■ The data:
<<<<

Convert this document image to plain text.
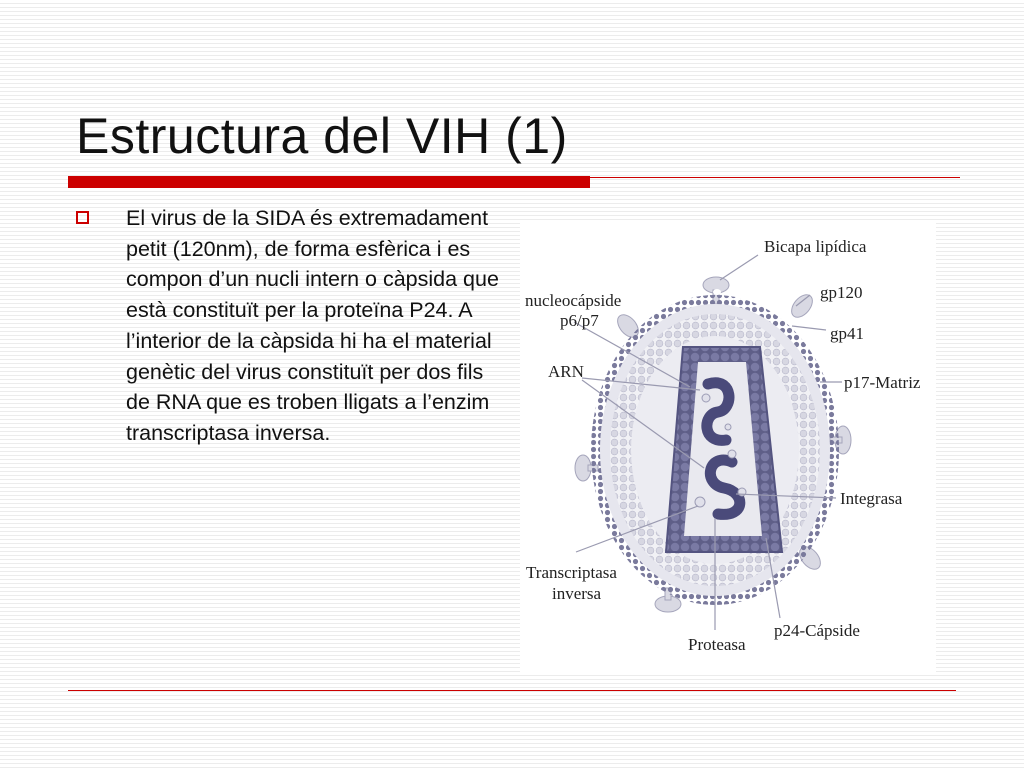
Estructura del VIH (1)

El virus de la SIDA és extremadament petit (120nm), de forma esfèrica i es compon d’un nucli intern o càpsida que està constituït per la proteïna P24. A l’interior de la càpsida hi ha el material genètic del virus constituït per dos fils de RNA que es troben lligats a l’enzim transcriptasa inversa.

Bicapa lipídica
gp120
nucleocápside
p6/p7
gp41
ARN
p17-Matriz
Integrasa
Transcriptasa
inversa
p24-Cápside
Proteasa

>>>>

■ The task:
In your reply, every line of the material should appear exactly as written, and no picture should.

■ Result of this exercise:
Convert this document image to plain text.
Estructura del VIH (1)

El virus de la SIDA és extremadament petit (120nm), de forma esfèrica i es compon d’un nucli intern o càpsida que està constituït per la proteïna P24. A l’interior de la càpsida hi ha el material genètic del virus constituït per dos fils de RNA que es troben lligats a l’enzim transcriptasa inversa.

Bicapa lipídica
gp120
nucleocápside
p6/p7
gp41
ARN
p17-Matriz
Integrasa
Transcriptasa
inversa
p24-Cápside
Proteasa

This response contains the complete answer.